== Working data

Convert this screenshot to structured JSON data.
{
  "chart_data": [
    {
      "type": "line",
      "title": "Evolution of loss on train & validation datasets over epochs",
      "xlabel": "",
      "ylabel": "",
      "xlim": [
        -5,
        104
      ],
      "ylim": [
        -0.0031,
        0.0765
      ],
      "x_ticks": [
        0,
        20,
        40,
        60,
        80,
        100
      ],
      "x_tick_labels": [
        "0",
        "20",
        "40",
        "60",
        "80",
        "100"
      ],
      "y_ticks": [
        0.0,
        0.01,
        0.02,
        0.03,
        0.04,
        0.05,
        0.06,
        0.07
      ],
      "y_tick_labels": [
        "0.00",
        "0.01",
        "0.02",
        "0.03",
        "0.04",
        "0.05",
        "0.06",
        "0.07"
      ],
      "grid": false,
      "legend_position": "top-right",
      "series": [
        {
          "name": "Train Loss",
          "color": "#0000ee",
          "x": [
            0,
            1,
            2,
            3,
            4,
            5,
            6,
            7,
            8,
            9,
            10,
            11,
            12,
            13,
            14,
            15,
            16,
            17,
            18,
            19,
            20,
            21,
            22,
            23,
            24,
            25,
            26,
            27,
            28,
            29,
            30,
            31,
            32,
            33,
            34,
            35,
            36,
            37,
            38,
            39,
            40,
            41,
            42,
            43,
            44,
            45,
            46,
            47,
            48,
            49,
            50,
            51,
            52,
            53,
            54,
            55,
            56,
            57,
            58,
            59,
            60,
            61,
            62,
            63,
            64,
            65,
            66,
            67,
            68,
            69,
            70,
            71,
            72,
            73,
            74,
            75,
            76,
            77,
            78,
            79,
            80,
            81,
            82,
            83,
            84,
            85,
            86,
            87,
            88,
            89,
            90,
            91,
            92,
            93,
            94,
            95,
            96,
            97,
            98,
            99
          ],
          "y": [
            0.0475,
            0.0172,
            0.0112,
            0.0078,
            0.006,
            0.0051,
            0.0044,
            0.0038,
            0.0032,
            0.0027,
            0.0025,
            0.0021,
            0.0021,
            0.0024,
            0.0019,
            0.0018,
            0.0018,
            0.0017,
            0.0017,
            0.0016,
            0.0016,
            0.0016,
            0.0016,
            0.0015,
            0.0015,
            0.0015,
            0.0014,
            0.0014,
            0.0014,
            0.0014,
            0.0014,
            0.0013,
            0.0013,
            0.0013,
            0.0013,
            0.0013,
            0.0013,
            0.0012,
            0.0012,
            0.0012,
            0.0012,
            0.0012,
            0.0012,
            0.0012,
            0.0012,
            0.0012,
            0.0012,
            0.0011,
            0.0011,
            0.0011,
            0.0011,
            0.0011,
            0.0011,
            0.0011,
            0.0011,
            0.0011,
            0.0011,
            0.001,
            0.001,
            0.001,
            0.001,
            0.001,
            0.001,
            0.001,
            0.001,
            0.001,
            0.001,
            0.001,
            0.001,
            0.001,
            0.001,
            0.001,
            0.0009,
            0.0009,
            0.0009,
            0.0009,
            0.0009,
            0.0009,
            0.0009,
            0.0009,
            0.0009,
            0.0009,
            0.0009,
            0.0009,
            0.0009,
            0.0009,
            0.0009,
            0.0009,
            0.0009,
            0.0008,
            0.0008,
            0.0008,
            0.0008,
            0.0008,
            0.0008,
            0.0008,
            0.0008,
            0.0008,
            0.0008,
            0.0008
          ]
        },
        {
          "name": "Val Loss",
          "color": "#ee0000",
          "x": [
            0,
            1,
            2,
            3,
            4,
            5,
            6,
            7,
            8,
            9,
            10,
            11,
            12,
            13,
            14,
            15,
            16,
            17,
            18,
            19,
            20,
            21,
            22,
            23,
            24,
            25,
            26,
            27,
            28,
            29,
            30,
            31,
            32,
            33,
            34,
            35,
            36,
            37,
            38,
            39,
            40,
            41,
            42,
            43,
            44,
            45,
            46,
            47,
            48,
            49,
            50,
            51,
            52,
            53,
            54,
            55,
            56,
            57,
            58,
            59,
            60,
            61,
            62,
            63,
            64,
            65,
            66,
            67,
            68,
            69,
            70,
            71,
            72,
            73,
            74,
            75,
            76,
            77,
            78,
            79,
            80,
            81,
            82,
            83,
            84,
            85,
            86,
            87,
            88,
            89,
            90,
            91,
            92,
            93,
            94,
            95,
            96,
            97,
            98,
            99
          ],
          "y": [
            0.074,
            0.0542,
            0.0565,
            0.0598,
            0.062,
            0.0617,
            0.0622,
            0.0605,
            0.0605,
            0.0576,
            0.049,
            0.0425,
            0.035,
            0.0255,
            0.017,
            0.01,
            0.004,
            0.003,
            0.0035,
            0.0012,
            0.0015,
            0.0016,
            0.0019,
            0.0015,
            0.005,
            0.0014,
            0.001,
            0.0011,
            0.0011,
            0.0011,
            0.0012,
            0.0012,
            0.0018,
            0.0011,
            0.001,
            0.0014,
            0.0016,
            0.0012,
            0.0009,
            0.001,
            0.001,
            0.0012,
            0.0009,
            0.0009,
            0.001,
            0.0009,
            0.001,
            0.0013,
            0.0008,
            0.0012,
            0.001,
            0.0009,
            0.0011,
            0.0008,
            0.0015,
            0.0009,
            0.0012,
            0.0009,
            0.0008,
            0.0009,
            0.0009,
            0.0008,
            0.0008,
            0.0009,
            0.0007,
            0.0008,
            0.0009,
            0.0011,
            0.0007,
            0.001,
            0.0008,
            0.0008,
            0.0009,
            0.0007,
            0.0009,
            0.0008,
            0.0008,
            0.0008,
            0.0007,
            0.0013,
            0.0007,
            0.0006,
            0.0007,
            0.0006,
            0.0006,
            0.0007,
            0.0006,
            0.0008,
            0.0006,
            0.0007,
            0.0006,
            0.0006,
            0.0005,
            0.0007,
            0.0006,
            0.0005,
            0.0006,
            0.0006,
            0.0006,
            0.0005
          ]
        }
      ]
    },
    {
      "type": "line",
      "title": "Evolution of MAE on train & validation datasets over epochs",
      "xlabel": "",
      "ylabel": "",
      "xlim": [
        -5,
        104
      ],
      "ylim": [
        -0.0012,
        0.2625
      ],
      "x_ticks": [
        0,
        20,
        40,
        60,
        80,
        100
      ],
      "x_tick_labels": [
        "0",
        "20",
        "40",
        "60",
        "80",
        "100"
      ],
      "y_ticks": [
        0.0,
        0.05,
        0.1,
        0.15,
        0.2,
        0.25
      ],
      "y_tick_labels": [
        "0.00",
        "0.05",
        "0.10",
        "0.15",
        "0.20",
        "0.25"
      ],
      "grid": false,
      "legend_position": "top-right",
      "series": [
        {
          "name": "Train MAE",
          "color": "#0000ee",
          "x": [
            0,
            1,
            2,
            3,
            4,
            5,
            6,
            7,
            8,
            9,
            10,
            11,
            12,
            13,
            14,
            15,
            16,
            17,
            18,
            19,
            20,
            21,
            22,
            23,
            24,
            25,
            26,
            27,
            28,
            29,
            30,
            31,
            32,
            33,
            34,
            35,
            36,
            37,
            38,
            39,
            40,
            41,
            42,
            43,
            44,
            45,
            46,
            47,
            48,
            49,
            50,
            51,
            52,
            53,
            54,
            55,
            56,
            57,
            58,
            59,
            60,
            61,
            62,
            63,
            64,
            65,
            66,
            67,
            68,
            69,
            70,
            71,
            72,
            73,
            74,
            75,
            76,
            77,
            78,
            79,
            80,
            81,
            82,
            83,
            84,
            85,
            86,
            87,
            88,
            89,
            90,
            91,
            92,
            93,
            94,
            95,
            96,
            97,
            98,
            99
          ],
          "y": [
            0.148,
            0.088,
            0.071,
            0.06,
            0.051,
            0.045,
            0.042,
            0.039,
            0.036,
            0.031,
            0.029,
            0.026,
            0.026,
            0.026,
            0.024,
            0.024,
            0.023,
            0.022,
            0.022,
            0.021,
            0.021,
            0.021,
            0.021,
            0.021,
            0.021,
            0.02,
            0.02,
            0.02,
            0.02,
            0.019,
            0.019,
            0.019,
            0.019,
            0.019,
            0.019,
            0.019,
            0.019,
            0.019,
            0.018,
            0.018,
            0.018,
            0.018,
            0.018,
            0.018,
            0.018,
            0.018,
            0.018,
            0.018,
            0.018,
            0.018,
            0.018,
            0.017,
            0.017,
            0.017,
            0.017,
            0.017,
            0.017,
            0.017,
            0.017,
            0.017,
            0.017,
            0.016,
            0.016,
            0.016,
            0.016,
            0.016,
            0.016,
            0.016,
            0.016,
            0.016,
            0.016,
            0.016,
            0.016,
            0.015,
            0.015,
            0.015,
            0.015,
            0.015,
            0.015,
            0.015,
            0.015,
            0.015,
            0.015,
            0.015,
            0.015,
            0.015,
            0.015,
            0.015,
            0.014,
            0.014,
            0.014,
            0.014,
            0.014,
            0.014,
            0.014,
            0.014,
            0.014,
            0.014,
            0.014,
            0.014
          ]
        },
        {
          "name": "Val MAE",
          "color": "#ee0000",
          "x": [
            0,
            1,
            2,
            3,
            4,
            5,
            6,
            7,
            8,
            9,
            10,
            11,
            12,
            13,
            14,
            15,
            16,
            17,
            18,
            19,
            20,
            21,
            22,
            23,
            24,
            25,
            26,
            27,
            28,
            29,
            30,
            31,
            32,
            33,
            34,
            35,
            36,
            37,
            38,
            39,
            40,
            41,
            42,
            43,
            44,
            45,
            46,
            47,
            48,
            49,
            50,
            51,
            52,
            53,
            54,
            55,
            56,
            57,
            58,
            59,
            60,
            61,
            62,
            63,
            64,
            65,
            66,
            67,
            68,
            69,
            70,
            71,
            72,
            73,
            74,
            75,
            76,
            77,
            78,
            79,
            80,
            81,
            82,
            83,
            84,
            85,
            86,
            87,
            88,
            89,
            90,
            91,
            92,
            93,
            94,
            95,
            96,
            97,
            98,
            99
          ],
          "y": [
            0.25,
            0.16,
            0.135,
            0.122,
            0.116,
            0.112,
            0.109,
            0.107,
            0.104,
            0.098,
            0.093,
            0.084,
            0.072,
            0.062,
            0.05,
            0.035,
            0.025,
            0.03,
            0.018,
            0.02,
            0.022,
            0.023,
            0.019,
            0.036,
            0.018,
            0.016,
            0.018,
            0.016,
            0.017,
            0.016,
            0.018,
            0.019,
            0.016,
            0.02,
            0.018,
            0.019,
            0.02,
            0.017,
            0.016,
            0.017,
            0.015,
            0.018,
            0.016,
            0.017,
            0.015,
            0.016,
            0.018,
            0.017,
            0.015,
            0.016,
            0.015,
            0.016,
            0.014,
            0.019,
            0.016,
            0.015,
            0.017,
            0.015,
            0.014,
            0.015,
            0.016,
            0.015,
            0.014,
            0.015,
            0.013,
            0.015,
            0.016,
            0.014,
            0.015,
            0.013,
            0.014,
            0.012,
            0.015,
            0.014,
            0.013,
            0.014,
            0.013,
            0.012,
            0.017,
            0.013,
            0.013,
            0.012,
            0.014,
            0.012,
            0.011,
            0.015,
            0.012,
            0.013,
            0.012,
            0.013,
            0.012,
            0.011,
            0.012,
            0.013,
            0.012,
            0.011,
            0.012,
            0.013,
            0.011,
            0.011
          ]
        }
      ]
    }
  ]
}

====

What to produce
In the listing above, how many lines include the word "over"? Answer with the number and nothing more.

Task response
2